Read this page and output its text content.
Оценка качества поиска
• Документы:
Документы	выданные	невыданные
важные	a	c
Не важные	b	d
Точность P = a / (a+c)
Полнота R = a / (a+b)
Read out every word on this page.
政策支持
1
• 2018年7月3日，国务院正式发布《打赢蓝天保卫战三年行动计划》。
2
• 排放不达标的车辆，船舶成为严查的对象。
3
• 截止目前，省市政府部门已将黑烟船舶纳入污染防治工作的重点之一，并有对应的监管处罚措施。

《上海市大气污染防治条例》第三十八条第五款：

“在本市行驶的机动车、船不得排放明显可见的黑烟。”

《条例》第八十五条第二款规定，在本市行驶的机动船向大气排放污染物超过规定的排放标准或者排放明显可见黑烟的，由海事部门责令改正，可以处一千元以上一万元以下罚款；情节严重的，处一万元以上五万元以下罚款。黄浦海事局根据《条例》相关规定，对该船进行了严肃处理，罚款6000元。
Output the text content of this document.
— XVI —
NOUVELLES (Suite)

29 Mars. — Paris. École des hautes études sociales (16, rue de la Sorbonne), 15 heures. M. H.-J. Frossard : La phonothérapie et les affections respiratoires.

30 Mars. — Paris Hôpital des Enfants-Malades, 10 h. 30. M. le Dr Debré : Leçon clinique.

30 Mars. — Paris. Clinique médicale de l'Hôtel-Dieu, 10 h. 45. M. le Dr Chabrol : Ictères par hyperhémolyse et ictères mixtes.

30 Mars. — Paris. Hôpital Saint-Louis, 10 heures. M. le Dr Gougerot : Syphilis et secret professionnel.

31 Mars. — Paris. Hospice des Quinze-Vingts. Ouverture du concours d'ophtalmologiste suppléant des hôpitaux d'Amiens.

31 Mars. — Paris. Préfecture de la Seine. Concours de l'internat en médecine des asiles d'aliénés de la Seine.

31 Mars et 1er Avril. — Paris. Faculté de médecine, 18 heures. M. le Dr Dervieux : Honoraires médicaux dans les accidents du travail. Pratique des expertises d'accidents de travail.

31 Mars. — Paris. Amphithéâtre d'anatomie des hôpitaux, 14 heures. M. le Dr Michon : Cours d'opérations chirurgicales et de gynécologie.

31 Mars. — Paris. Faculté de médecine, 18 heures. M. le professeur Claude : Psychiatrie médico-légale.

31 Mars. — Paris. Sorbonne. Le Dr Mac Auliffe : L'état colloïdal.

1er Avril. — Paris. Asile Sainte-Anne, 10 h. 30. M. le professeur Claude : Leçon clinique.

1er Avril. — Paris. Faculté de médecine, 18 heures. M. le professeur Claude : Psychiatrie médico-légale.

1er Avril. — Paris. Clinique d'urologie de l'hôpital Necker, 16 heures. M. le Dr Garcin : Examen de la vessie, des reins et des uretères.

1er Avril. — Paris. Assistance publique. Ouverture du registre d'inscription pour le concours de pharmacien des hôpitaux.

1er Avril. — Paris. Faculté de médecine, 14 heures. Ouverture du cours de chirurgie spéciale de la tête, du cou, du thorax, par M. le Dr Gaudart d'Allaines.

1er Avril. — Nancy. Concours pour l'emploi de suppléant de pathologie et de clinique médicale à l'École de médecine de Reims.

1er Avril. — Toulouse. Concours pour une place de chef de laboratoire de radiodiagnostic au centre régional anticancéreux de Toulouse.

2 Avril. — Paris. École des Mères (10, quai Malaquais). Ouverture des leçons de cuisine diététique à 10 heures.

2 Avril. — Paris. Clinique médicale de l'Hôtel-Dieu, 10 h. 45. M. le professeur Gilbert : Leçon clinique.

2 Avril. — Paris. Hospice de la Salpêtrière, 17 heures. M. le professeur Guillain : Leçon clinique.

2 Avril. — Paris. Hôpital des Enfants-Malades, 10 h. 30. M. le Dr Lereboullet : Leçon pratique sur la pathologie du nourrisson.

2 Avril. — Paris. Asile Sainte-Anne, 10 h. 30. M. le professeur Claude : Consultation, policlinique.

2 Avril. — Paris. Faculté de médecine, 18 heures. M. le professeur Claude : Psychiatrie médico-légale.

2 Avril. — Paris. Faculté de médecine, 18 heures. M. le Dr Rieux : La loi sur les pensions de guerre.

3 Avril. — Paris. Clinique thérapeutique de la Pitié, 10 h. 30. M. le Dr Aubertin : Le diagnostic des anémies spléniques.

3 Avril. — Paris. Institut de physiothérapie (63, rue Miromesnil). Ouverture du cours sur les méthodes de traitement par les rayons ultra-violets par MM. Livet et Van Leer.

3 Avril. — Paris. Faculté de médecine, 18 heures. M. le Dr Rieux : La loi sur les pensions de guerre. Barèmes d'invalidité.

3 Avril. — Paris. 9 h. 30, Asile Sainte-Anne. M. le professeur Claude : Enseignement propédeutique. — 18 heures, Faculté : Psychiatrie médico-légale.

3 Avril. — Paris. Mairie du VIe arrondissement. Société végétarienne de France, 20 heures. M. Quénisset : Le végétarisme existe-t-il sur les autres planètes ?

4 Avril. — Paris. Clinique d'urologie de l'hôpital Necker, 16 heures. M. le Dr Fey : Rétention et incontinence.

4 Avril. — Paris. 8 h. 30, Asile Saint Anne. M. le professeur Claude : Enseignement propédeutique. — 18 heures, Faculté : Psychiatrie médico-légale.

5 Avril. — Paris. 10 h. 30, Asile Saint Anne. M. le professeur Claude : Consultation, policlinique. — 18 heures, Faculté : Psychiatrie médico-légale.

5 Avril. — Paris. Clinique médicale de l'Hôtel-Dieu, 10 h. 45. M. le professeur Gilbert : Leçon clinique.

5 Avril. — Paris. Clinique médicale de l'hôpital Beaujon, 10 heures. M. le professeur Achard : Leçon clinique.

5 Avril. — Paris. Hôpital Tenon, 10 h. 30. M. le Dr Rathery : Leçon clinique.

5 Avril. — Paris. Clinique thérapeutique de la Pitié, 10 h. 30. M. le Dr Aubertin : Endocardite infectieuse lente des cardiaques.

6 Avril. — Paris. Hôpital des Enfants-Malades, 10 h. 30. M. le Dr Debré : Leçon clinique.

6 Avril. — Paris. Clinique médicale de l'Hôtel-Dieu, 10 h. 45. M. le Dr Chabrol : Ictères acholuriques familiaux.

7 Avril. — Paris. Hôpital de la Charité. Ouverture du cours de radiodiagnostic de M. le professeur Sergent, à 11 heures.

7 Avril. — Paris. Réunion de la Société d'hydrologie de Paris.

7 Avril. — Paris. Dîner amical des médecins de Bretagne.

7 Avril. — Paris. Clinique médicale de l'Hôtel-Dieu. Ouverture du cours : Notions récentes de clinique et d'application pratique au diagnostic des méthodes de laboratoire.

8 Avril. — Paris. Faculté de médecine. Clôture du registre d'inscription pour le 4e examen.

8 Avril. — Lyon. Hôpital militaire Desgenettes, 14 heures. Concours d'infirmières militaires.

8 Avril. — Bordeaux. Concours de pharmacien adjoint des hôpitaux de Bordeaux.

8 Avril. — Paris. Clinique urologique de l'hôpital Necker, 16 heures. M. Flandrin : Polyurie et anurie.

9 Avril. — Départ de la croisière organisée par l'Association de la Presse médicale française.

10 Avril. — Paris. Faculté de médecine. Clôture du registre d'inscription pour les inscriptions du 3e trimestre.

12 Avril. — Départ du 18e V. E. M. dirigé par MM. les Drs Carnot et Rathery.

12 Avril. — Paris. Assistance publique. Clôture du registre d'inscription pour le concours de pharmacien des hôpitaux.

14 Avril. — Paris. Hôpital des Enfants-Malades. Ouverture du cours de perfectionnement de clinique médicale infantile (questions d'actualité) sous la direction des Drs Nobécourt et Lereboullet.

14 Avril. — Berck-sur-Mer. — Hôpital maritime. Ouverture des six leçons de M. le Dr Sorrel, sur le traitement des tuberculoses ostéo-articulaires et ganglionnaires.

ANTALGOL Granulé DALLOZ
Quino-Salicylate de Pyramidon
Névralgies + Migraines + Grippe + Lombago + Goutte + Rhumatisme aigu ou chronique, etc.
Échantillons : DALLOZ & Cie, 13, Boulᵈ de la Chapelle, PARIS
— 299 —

________________

■ EXERCISE OBJECTIVE ■
Looking at the material above, count the lines containing the string "Rathery" and reply with the count alone.

■ WRITTEN ANSWER ■
2